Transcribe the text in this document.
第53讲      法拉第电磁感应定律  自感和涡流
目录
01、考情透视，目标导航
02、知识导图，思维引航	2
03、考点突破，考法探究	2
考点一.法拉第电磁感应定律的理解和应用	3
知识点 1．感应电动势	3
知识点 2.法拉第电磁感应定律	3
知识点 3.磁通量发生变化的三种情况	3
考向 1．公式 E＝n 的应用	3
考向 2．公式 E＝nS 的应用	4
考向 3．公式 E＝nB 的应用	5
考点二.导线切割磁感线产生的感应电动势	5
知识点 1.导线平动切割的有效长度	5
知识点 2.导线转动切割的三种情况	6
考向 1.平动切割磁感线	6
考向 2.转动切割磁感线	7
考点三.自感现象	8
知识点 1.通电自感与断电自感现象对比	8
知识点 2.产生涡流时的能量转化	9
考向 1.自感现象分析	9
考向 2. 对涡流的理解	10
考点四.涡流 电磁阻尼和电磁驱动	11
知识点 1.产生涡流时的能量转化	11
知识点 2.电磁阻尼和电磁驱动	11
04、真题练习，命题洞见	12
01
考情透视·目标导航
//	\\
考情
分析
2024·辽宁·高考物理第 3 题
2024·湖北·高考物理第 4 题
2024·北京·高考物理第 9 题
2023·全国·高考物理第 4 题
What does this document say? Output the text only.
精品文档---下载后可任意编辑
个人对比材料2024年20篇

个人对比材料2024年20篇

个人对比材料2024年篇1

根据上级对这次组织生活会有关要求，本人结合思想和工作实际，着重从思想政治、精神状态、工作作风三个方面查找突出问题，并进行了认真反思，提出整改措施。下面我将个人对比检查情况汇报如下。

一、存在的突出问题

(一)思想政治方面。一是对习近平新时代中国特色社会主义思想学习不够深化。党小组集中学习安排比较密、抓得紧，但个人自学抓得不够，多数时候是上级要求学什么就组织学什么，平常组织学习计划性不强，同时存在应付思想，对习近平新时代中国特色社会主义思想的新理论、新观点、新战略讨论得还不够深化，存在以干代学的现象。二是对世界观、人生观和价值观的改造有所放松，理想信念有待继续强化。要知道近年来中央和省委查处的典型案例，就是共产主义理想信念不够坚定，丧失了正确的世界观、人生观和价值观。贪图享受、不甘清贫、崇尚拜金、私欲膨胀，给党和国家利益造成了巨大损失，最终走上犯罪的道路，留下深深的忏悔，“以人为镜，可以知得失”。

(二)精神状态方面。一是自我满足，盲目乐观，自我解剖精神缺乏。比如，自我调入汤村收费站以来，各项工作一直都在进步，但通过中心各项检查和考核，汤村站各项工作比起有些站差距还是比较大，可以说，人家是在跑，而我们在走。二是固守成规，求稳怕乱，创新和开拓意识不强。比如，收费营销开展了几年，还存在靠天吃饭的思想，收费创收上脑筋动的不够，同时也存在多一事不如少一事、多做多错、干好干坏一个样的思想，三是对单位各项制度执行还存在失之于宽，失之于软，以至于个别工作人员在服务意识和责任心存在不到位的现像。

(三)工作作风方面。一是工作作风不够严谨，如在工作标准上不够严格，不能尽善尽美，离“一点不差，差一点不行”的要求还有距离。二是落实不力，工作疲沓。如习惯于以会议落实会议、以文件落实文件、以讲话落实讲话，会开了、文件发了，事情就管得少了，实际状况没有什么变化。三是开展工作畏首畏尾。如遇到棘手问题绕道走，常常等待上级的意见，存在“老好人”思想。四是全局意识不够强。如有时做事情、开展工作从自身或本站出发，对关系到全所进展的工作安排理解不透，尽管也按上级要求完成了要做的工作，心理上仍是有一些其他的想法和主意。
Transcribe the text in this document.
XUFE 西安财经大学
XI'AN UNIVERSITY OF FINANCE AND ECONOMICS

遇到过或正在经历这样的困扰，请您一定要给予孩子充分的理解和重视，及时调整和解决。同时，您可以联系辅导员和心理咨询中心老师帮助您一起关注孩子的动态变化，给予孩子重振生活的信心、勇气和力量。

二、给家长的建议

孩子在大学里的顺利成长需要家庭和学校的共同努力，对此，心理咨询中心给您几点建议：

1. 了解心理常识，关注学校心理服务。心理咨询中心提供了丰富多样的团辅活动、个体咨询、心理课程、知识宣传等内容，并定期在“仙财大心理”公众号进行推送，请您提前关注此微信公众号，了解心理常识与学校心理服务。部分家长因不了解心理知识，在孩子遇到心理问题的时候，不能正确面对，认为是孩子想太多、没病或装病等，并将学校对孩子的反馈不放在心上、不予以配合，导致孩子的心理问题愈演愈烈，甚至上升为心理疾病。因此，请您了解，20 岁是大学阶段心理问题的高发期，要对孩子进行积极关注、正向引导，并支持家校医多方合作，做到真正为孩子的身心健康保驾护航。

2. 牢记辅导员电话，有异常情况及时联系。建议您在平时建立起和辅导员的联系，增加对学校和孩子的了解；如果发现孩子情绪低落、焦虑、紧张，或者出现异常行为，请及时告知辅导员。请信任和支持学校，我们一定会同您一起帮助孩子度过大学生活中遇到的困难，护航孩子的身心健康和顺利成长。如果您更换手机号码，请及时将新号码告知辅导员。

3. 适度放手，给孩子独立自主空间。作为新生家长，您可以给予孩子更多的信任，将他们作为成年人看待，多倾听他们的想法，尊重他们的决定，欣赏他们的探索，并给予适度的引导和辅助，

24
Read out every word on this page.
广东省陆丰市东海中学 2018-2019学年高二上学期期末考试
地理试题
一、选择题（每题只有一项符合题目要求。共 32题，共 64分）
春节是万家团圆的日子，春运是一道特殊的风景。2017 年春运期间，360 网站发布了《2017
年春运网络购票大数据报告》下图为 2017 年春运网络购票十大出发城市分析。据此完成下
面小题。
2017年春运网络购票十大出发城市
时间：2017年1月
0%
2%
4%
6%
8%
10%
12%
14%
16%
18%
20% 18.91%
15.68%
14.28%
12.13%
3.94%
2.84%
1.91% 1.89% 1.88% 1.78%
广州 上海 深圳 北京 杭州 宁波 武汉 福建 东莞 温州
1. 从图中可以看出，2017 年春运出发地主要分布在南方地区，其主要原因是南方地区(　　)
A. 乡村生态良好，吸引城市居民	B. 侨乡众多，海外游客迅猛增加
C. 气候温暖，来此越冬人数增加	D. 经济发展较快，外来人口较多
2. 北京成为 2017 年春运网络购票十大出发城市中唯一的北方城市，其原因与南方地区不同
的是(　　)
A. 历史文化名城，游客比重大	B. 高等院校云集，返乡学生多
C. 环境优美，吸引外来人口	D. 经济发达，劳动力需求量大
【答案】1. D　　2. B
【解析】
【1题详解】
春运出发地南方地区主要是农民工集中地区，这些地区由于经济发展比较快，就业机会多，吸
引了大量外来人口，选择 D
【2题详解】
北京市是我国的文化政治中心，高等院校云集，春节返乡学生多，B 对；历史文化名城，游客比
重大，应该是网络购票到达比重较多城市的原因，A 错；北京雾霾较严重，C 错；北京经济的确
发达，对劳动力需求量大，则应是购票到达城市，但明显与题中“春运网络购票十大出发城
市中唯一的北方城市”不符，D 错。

> _Exercise instructions_
Set all of the entries down again, exactly as they were given.

> _Completed exercise_
Transcribe the text in this document.
第53讲      法拉第电磁感应定律  自感和涡流
目录
01、考情透视，目标导航
02、知识导图，思维引航	2
03、考点突破，考法探究	2
考点一.法拉第电磁感应定律的理解和应用	3
知识点 1．感应电动势	3
知识点 2.法拉第电磁感应定律	3
知识点 3.磁通量发生变化的三种情况	3
考向 1．公式 E＝n 的应用	3
考向 2．公式 E＝nS 的应用	4
考向 3．公式 E＝nB 的应用	5
考点二.导线切割磁感线产生的感应电动势	5
知识点 1.导线平动切割的有效长度	5
知识点 2.导线转动切割的三种情况	6
考向 1.平动切割磁感线	6
考向 2.转动切割磁感线	7
考点三.自感现象	8
知识点 1.通电自感与断电自感现象对比	8
知识点 2.产生涡流时的能量转化	9
考向 1.自感现象分析	9
考向 2. 对涡流的理解	10
考点四.涡流 电磁阻尼和电磁驱动	11
知识点 1.产生涡流时的能量转化	11
知识点 2.电磁阻尼和电磁驱动	11
04、真题练习，命题洞见	12
01
考情透视·目标导航
//	\\
考情
分析
2024·辽宁·高考物理第 3 题
2024·湖北·高考物理第 4 题
2024·北京·高考物理第 9 题
2023·全国·高考物理第 4 题
What does this document say? Output the text only.
精品文档---下载后可任意编辑
个人对比材料2024年20篇

个人对比材料2024年20篇

个人对比材料2024年篇1

根据上级对这次组织生活会有关要求，本人结合思想和工作实际，着重从思想政治、精神状态、工作作风三个方面查找突出问题，并进行了认真反思，提出整改措施。下面我将个人对比检查情况汇报如下。

一、存在的突出问题

(一)思想政治方面。一是对习近平新时代中国特色社会主义思想学习不够深化。党小组集中学习安排比较密、抓得紧，但个人自学抓得不够，多数时候是上级要求学什么就组织学什么，平常组织学习计划性不强，同时存在应付思想，对习近平新时代中国特色社会主义思想的新理论、新观点、新战略讨论得还不够深化，存在以干代学的现象。二是对世界观、人生观和价值观的改造有所放松，理想信念有待继续强化。要知道近年来中央和省委查处的典型案例，就是共产主义理想信念不够坚定，丧失了正确的世界观、人生观和价值观。贪图享受、不甘清贫、崇尚拜金、私欲膨胀，给党和国家利益造成了巨大损失，最终走上犯罪的道路，留下深深的忏悔，“以人为镜，可以知得失”。

(二)精神状态方面。一是自我满足，盲目乐观，自我解剖精神缺乏。比如，自我调入汤村收费站以来，各项工作一直都在进步，但通过中心各项检查和考核，汤村站各项工作比起有些站差距还是比较大，可以说，人家是在跑，而我们在走。二是固守成规，求稳怕乱，创新和开拓意识不强。比如，收费营销开展了几年，还存在靠天吃饭的思想，收费创收上脑筋动的不够，同时也存在多一事不如少一事、多做多错、干好干坏一个样的思想，三是对单位各项制度执行还存在失之于宽，失之于软，以至于个别工作人员在服务意识和责任心存在不到位的现像。

(三)工作作风方面。一是工作作风不够严谨，如在工作标准上不够严格，不能尽善尽美，离“一点不差，差一点不行”的要求还有距离。二是落实不力，工作疲沓。如习惯于以会议落实会议、以文件落实文件、以讲话落实讲话，会开了、文件发了，事情就管得少了，实际状况没有什么变化。三是开展工作畏首畏尾。如遇到棘手问题绕道走，常常等待上级的意见，存在“老好人”思想。四是全局意识不够强。如有时做事情、开展工作从自身或本站出发，对关系到全所进展的工作安排理解不透，尽管也按上级要求完成了要做的工作，心理上仍是有一些其他的想法和主意。
Transcribe the text in this document.
XUFE 西安财经大学
XI'AN UNIVERSITY OF FINANCE AND ECONOMICS

遇到过或正在经历这样的困扰，请您一定要给予孩子充分的理解和重视，及时调整和解决。同时，您可以联系辅导员和心理咨询中心老师帮助您一起关注孩子的动态变化，给予孩子重振生活的信心、勇气和力量。

二、给家长的建议

孩子在大学里的顺利成长需要家庭和学校的共同努力，对此，心理咨询中心给您几点建议：

1. 了解心理常识，关注学校心理服务。心理咨询中心提供了丰富多样的团辅活动、个体咨询、心理课程、知识宣传等内容，并定期在“仙财大心理”公众号进行推送，请您提前关注此微信公众号，了解心理常识与学校心理服务。部分家长因不了解心理知识，在孩子遇到心理问题的时候，不能正确面对，认为是孩子想太多、没病或装病等，并将学校对孩子的反馈不放在心上、不予以配合，导致孩子的心理问题愈演愈烈，甚至上升为心理疾病。因此，请您了解，20 岁是大学阶段心理问题的高发期，要对孩子进行积极关注、正向引导，并支持家校医多方合作，做到真正为孩子的身心健康保驾护航。

2. 牢记辅导员电话，有异常情况及时联系。建议您在平时建立起和辅导员的联系，增加对学校和孩子的了解；如果发现孩子情绪低落、焦虑、紧张，或者出现异常行为，请及时告知辅导员。请信任和支持学校，我们一定会同您一起帮助孩子度过大学生活中遇到的困难，护航孩子的身心健康和顺利成长。如果您更换手机号码，请及时将新号码告知辅导员。

3. 适度放手，给孩子独立自主空间。作为新生家长，您可以给予孩子更多的信任，将他们作为成年人看待，多倾听他们的想法，尊重他们的决定，欣赏他们的探索，并给予适度的引导和辅助，

24
Read out every word on this page.
广东省陆丰市东海中学 2018-2019学年高二上学期期末考试
地理试题
一、选择题（每题只有一项符合题目要求。共 32题，共 64分）
春节是万家团圆的日子，春运是一道特殊的风景。2017 年春运期间，360 网站发布了《2017
年春运网络购票大数据报告》下图为 2017 年春运网络购票十大出发城市分析。据此完成下
面小题。
2017年春运网络购票十大出发城市
时间：2017年1月
0%
2%
4%
6%
8%
10%
12%
14%
16%
18%
20% 18.91%
15.68%
14.28%
12.13%
3.94%
2.84%
1.91% 1.89% 1.88% 1.78%
广州 上海 深圳 北京 杭州 宁波 武汉 福建 东莞 温州
1. 从图中可以看出，2017 年春运出发地主要分布在南方地区，其主要原因是南方地区(　　)
A. 乡村生态良好，吸引城市居民	B. 侨乡众多，海外游客迅猛增加
C. 气候温暖，来此越冬人数增加	D. 经济发展较快，外来人口较多
2. 北京成为 2017 年春运网络购票十大出发城市中唯一的北方城市，其原因与南方地区不同
的是(　　)
A. 历史文化名城，游客比重大	B. 高等院校云集，返乡学生多
C. 环境优美，吸引外来人口	D. 经济发达，劳动力需求量大
【答案】1. D　　2. B
【解析】
【1题详解】
春运出发地南方地区主要是农民工集中地区，这些地区由于经济发展比较快，就业机会多，吸
引了大量外来人口，选择 D
【2题详解】
北京市是我国的文化政治中心，高等院校云集，春节返乡学生多，B 对；历史文化名城，游客比
重大，应该是网络购票到达比重较多城市的原因，A 错；北京雾霾较严重，C 错；北京经济的确
发达，对劳动力需求量大，则应是购票到达城市，但明显与题中“春运网络购票十大出发城
市中唯一的北方城市”不符，D 错。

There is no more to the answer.